Text under study =
# # # # # # #
Fecal transplants can be life-saving for people with stubborn bacterial infections, but they’re not for the faint of heart. So doctors have come up with a way to make them more palatable – the frozen poop pill.
People infected with Clostridium difficile suffer debilitating diarrhea, but the bug often defies antibiotics. Doctors have recently discovered that a fecal transplant will restore good gut bacteria that banishes the C. diff. But the procedure is awkward, requiring a donation of fresh feces, usually from a relative, and a colonoscopy to deliver it.
A pill wouldn’t require invasive procedures, the researchers speculated, and would be less likely to cause vomiting. And if they froze they pills, donors wouldn’t need to be standing by.
To test that hypothesis, the researchers got donations from young, healthy volunteers screened to make sure they didn’t have HIV, hepatitis or other infectious diseases. They froze the material and waited four weeks to test the donors again. Once the donors got a clean bill of health, pill production began.
# # # # # # #
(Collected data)
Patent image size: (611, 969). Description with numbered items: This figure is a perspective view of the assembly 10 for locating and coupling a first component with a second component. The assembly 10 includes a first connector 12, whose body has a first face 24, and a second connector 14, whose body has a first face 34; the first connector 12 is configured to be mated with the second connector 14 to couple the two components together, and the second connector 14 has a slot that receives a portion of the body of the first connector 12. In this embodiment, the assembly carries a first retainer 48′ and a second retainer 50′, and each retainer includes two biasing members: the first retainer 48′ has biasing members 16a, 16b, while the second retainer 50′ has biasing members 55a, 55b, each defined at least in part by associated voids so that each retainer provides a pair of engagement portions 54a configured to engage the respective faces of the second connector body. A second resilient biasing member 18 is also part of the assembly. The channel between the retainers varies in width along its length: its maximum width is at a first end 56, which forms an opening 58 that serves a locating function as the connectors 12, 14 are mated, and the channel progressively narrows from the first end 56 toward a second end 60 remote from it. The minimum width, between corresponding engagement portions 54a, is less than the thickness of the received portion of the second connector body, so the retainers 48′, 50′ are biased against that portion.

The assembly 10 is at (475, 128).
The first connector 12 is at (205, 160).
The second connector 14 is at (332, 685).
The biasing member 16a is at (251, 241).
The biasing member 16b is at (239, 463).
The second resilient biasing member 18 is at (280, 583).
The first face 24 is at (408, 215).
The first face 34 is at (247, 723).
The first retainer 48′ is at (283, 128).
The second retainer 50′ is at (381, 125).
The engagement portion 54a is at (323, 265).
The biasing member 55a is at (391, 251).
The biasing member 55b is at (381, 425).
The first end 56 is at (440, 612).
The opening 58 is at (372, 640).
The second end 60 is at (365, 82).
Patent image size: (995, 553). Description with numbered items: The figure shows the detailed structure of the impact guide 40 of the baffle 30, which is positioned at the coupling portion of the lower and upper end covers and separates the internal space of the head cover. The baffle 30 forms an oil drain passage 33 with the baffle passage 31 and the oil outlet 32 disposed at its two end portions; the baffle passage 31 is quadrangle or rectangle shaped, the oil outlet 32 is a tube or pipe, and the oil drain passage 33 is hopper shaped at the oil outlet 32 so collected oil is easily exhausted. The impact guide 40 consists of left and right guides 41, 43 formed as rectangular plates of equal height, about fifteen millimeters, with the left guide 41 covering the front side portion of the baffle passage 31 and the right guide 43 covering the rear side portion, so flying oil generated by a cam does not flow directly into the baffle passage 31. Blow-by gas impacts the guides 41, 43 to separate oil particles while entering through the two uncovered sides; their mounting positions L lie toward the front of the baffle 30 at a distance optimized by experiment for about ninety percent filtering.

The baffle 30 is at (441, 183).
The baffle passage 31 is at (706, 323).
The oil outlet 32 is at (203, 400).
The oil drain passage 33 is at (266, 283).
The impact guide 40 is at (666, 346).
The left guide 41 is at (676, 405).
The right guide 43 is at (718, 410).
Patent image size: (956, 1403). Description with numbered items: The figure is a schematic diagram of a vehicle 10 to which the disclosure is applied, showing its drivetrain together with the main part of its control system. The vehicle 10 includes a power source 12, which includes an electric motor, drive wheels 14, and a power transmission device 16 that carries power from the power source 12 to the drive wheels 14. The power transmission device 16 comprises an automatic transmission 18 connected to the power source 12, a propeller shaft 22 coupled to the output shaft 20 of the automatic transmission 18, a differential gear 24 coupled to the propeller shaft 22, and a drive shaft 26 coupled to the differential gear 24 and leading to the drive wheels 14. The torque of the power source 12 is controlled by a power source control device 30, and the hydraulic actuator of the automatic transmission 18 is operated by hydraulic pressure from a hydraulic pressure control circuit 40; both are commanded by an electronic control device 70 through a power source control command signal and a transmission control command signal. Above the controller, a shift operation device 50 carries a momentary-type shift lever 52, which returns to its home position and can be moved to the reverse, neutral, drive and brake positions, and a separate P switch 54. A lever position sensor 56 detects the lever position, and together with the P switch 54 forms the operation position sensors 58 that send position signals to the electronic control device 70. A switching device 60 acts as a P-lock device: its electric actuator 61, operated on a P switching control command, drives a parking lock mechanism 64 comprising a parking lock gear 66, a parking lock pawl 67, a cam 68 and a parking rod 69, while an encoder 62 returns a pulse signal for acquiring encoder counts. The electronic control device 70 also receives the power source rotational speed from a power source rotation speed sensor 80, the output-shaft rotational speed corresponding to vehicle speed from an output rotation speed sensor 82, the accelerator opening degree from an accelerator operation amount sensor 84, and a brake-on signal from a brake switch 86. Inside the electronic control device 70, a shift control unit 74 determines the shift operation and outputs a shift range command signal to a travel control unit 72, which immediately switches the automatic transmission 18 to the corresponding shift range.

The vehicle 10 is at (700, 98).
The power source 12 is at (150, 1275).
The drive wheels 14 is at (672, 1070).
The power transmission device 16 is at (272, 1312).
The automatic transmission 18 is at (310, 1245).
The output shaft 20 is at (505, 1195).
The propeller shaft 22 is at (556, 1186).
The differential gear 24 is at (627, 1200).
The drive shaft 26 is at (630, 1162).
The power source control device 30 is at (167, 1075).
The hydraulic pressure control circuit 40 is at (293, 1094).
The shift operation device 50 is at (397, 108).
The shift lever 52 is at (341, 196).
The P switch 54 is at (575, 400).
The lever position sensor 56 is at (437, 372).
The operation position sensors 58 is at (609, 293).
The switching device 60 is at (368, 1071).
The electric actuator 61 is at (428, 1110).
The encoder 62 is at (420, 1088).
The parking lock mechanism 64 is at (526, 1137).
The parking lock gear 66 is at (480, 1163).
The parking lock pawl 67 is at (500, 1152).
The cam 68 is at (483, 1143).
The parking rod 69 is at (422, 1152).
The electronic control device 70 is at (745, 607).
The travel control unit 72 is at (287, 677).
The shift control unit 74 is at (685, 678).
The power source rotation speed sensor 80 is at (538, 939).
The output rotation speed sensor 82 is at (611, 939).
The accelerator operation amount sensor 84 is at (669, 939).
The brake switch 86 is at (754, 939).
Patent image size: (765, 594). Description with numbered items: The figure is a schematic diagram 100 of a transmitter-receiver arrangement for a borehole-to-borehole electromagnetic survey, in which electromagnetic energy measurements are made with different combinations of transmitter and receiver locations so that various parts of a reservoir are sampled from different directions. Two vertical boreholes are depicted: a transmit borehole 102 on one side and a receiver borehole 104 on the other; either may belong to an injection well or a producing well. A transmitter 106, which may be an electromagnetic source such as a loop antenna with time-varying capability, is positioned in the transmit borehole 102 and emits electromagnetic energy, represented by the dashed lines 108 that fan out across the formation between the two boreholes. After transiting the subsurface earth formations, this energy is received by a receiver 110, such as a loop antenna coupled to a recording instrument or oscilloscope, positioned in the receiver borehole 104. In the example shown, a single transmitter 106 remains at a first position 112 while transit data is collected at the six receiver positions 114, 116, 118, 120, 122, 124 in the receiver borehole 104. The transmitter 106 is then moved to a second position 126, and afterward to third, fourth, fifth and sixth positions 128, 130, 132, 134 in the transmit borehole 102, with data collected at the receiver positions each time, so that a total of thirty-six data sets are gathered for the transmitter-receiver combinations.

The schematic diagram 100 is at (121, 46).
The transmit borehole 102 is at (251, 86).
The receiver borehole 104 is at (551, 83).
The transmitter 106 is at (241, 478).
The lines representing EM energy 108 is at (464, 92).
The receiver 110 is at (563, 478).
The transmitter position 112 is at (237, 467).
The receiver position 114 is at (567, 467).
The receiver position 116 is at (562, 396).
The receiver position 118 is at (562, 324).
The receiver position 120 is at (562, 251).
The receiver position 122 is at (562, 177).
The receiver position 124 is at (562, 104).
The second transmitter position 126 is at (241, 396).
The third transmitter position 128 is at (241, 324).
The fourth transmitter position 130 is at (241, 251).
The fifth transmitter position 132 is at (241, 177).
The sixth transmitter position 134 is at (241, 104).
# # # # # # #
Exercise requirements =
A) Decide whether each statement agrees with the passage on frozen fecal transplant pills, answering yes or no and quoting the words of the passage that settle it: (i) The transplant procedure usually calls for fresh feces donated by a relative. (ii) The researchers tested the donors again two weeks after freezing the material. (iii) The volunteers were screened for HIV and hepatitis.
B) Change "speculated" to "reasoned" in the passage on frozen fecal transplant pills, and write out the section from "A pill wouldn’t" up to and including "be standing by.".
These entries were drawn from a separate source.

Results of the exercise =
A)
(i) Yes: "requiring a donation of fresh feces, usually from a relative"
(ii) No: "waited four weeks to test the donors again"
(iii) Yes: "screened to make sure they didn’t have HIV, hepatitis or other infectious diseases"

B)
A pill wouldn’t require invasive procedures, the researchers reasoned, and would be less likely to cause vomiting. And if they froze they pills, donors wouldn’t need to be standing by.